[Goal] How many lines in these records hold the string "egzekucyjnego"? Reply with the number alone.

[Provided data]
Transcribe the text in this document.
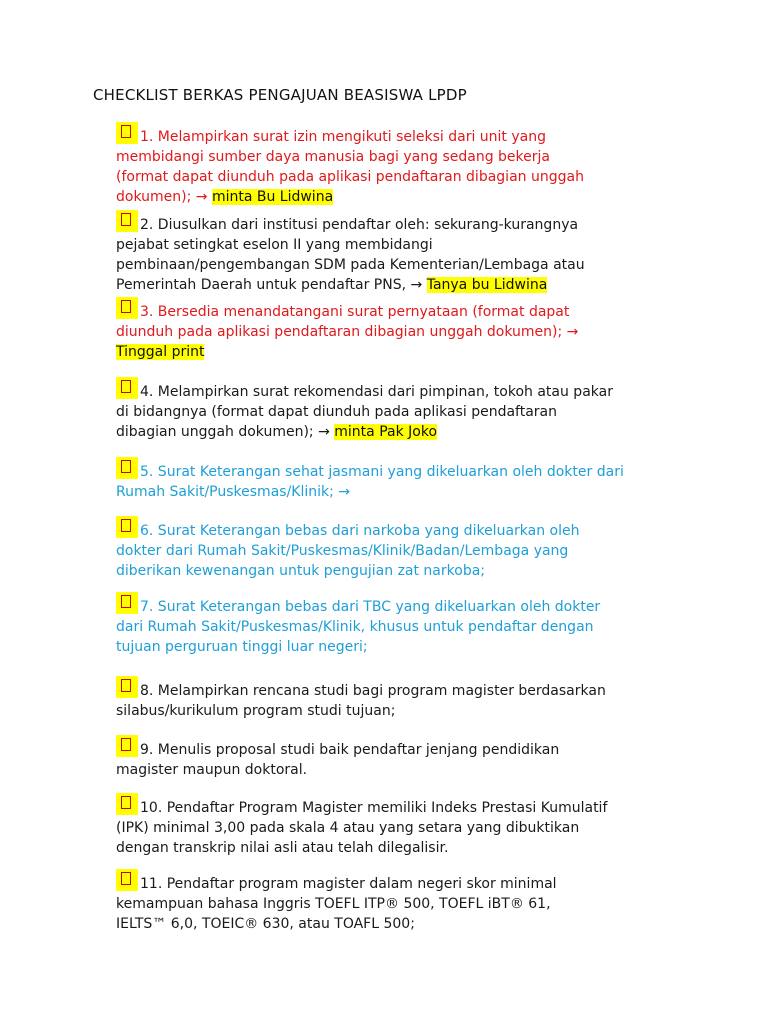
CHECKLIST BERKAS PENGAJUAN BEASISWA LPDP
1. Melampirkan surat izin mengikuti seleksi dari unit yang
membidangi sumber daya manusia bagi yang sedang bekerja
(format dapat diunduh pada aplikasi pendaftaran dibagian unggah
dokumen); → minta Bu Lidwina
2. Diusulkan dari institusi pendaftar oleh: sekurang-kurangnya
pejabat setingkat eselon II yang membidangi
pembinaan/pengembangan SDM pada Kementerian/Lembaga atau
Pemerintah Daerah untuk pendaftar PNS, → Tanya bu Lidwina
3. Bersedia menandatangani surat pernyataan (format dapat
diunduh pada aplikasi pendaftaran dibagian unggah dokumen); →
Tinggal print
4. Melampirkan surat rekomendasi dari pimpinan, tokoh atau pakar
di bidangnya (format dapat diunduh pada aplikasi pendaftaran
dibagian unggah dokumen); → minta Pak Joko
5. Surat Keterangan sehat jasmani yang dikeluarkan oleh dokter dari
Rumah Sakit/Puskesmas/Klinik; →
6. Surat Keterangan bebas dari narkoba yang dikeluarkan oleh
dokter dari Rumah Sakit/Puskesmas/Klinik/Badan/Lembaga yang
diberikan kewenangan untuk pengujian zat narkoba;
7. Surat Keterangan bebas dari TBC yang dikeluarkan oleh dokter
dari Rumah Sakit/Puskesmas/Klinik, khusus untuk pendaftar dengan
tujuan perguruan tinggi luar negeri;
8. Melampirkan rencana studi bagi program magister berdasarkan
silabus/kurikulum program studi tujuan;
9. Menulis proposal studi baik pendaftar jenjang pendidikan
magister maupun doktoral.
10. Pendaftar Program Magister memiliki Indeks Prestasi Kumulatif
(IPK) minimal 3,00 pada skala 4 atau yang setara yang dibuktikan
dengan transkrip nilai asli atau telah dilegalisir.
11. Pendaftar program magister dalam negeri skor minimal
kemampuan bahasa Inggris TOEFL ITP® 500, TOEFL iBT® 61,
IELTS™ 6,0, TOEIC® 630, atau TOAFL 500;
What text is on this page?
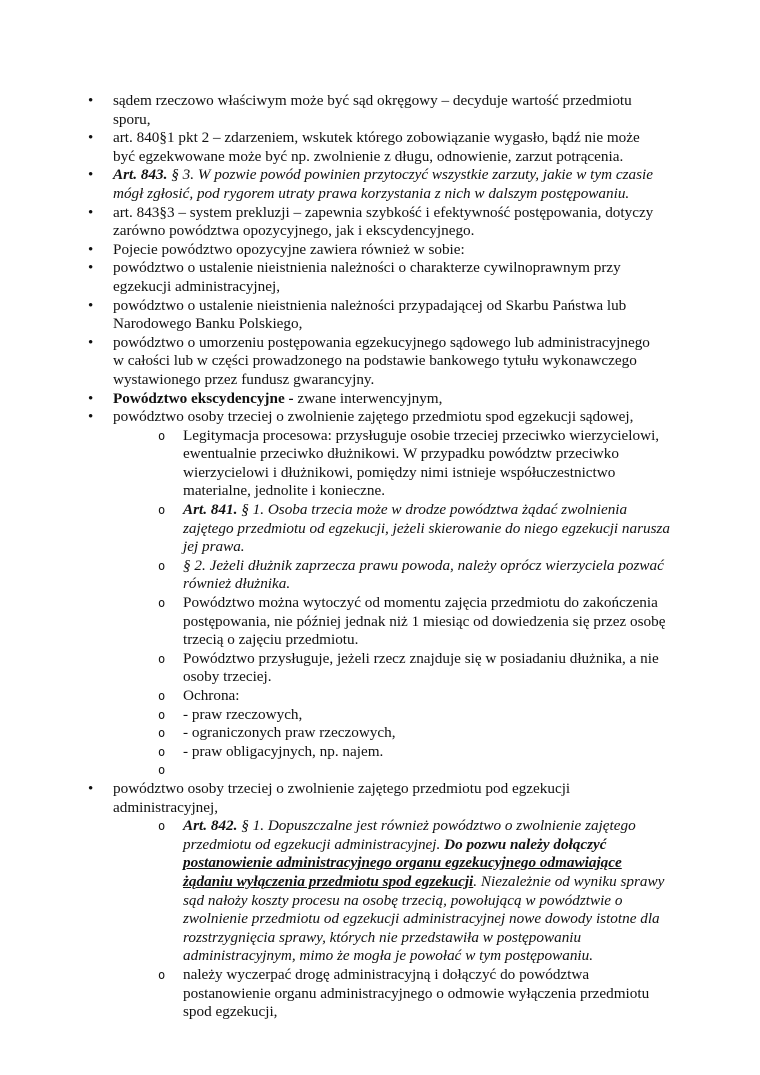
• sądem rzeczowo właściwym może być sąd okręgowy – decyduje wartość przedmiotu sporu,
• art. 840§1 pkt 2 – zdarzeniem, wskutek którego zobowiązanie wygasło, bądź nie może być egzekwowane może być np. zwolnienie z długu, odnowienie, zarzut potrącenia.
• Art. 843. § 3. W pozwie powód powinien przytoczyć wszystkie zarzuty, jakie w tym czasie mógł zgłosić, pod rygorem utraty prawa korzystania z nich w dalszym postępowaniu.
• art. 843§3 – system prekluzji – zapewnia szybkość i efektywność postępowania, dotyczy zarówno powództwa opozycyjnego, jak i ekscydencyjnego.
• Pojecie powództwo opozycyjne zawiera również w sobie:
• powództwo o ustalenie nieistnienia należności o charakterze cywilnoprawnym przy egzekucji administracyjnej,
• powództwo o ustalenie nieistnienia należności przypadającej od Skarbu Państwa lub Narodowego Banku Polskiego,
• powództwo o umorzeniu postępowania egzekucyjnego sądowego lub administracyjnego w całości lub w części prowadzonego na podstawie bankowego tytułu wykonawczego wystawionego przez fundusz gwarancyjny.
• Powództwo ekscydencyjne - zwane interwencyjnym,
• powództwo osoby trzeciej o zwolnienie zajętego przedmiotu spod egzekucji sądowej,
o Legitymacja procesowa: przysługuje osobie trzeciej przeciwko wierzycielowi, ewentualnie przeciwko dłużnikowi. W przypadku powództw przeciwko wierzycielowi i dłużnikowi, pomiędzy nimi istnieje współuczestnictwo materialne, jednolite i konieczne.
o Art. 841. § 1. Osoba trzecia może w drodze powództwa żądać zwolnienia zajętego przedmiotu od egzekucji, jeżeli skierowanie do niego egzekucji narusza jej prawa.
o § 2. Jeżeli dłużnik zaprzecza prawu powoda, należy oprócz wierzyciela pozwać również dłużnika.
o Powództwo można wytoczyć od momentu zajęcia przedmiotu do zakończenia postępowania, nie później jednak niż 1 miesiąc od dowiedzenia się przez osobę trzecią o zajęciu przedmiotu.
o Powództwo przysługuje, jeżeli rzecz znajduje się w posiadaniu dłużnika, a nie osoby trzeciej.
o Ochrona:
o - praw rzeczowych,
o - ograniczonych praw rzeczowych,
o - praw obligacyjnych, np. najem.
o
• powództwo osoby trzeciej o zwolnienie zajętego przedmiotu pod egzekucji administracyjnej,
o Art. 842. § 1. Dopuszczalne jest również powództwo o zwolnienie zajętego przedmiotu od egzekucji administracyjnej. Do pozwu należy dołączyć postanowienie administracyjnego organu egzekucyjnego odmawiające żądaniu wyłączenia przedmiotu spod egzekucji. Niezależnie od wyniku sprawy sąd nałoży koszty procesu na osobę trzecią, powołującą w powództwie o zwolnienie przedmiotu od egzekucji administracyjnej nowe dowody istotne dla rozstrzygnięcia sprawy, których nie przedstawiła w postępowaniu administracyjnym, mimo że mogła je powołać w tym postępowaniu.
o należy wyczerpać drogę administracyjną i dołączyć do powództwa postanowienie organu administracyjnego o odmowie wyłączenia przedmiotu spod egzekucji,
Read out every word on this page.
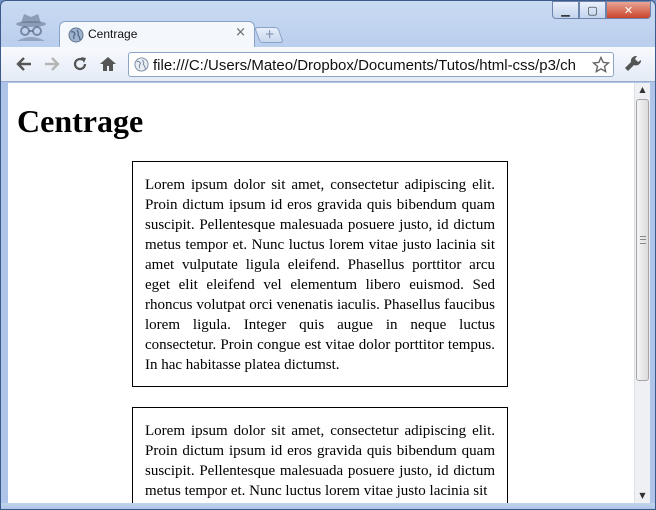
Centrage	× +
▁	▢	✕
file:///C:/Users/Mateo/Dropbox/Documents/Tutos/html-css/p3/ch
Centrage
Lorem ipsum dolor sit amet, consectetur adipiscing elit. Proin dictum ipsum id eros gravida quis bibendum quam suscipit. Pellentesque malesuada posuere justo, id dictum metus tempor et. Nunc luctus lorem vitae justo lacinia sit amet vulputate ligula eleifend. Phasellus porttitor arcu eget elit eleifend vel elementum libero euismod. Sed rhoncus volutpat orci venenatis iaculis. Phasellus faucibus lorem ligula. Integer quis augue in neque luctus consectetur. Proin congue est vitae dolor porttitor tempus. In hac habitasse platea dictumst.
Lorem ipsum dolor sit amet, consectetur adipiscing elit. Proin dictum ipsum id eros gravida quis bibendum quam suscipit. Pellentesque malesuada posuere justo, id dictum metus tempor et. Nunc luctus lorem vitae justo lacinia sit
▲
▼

[Solution to the exercise] 2